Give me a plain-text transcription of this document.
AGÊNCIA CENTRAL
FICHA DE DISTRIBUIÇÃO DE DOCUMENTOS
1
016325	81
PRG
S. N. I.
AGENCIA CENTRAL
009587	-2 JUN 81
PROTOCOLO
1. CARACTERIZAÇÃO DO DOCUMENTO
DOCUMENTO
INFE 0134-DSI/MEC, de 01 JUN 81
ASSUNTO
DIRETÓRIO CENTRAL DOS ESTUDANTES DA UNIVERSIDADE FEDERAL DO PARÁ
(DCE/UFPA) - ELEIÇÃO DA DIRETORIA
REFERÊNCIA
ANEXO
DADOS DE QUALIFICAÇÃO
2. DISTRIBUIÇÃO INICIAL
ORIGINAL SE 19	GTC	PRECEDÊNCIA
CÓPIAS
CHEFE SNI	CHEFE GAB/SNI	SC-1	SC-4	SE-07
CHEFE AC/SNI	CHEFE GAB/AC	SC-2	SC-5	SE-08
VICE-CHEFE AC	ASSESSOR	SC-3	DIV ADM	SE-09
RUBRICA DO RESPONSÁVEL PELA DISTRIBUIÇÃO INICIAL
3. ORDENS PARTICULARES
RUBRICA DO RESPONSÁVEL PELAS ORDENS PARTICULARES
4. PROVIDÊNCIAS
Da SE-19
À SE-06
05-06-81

==

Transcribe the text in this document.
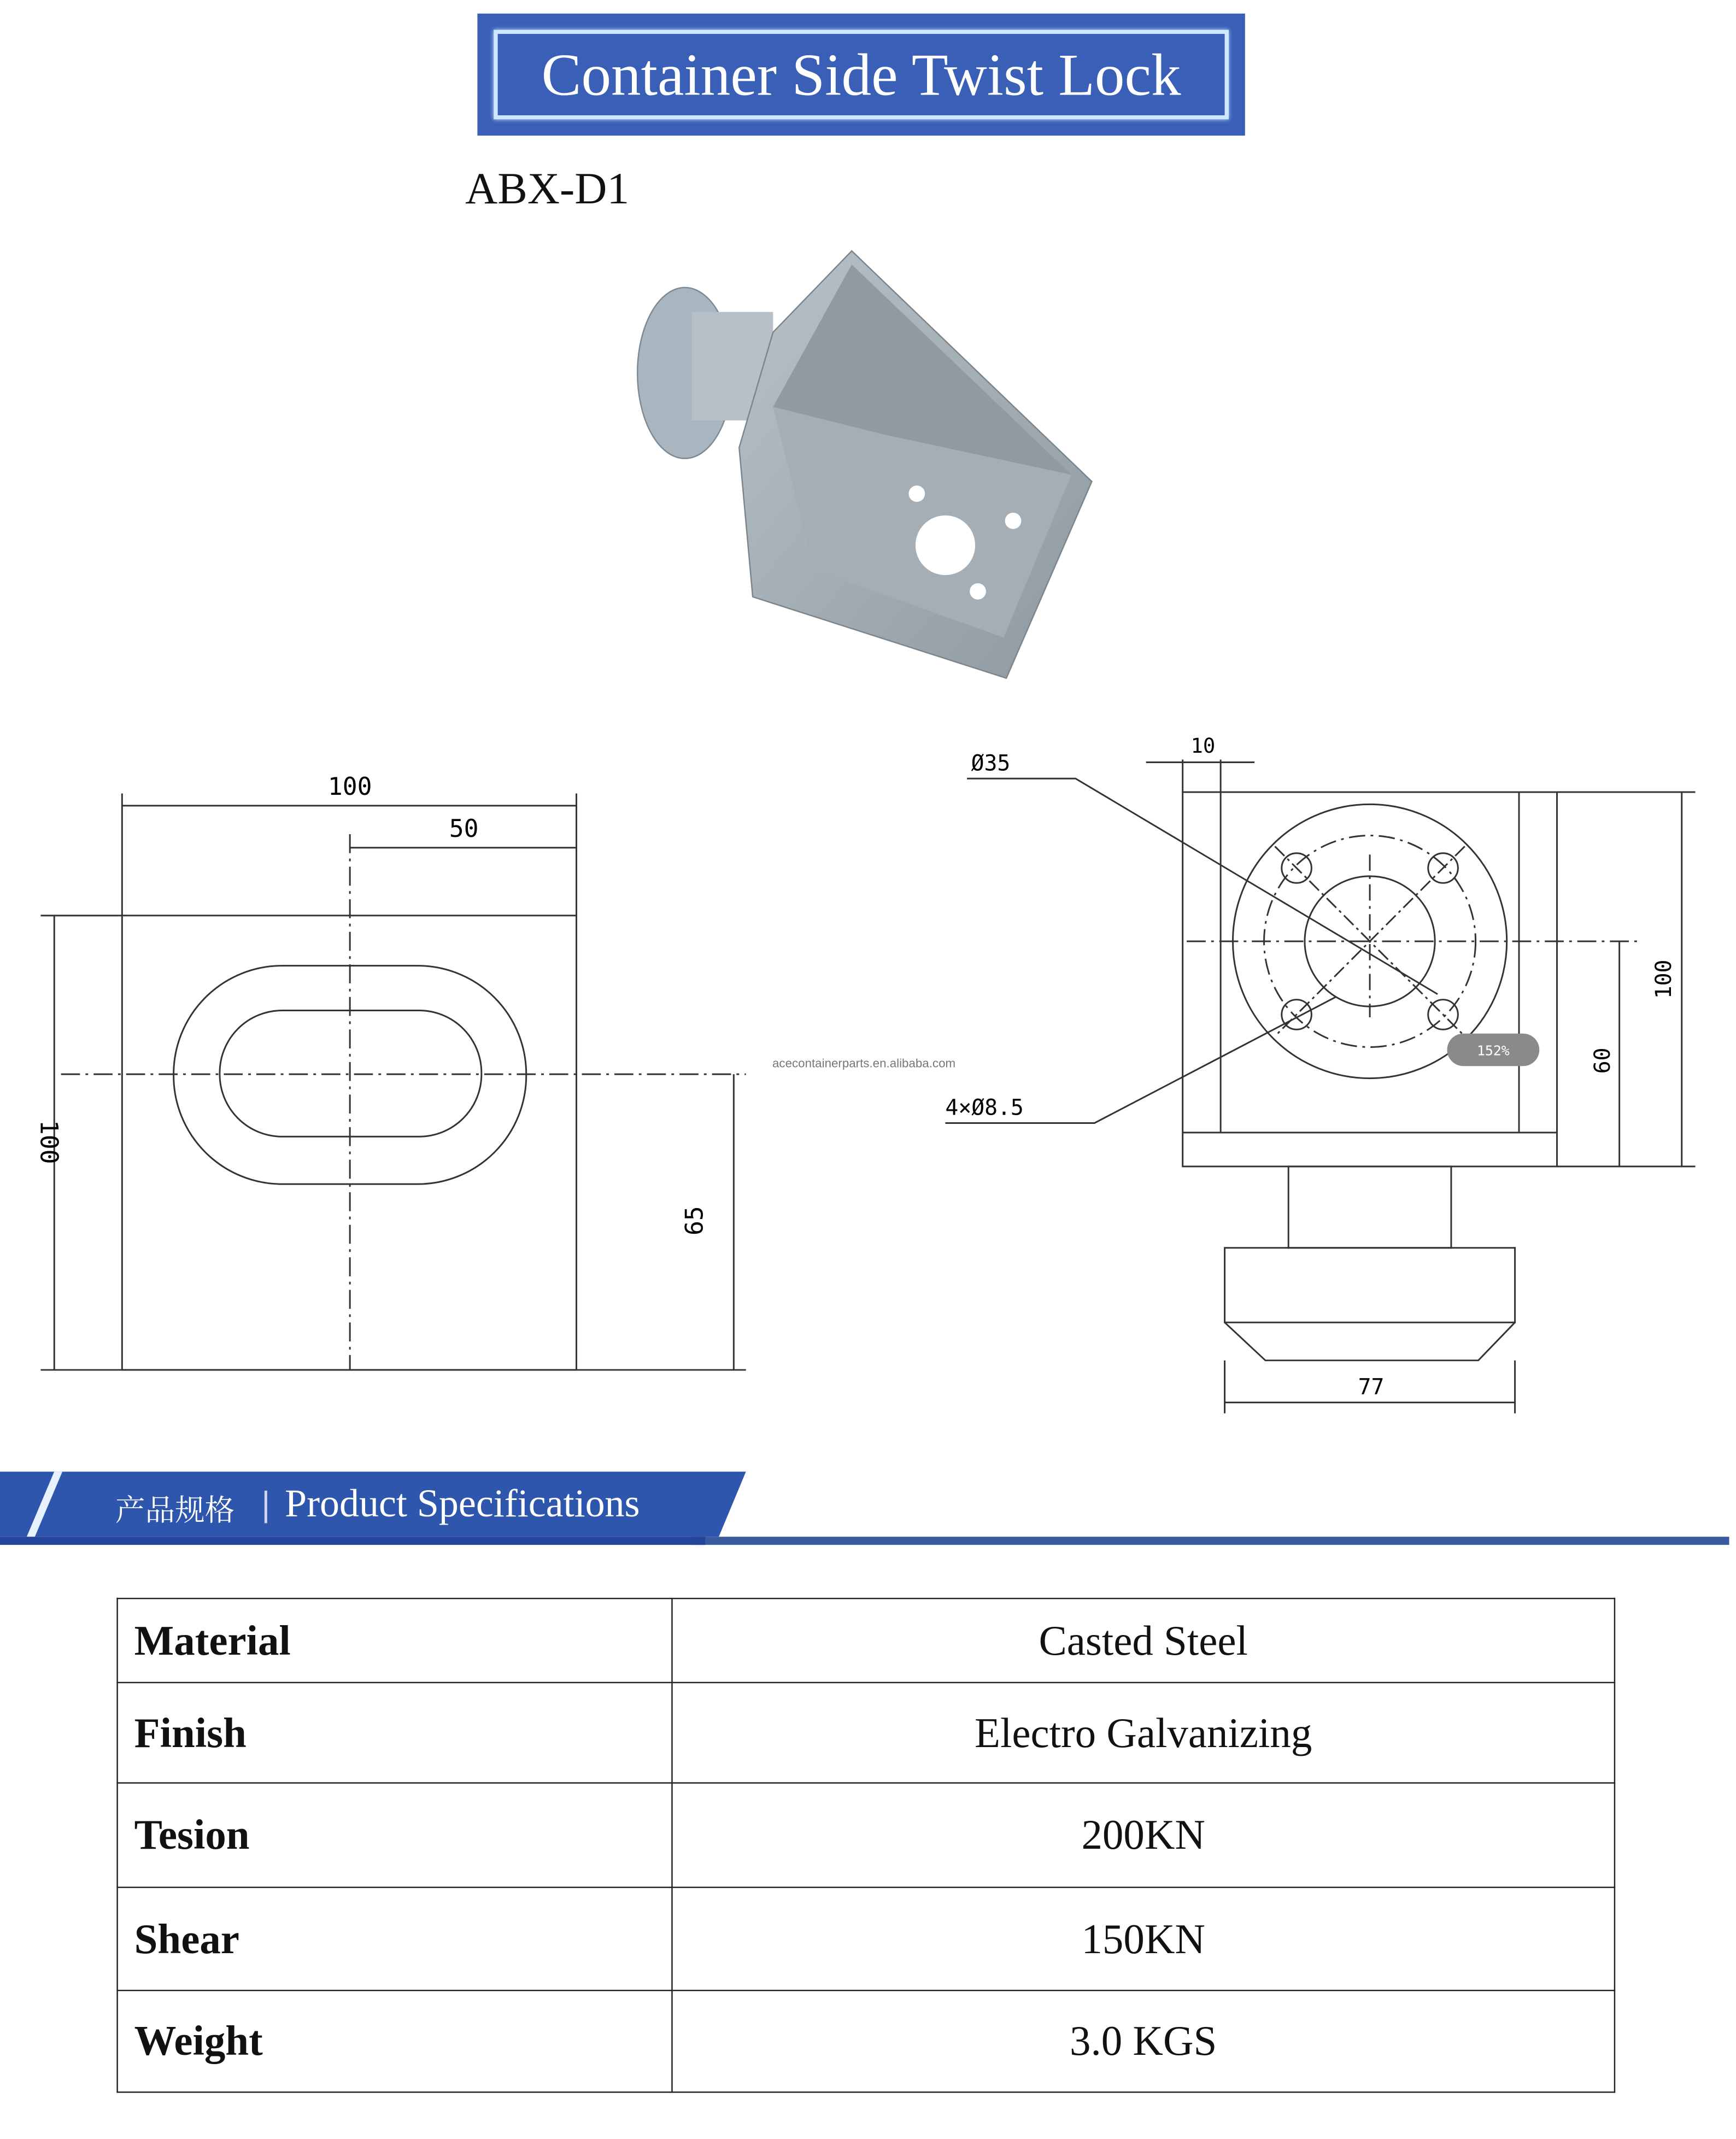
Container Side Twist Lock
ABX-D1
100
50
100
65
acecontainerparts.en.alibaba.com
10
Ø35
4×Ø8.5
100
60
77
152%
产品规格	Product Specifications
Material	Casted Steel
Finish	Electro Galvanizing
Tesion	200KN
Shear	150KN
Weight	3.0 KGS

— TO BE DONE —
Locate the string "PARTICULARES" in the listing above and copy every line where it occurs.

— WRITTEN RESPONSE —
3. ORDENS PARTICULARES
RUBRICA DO RESPONSÁVEL PELAS ORDENS PARTICULARES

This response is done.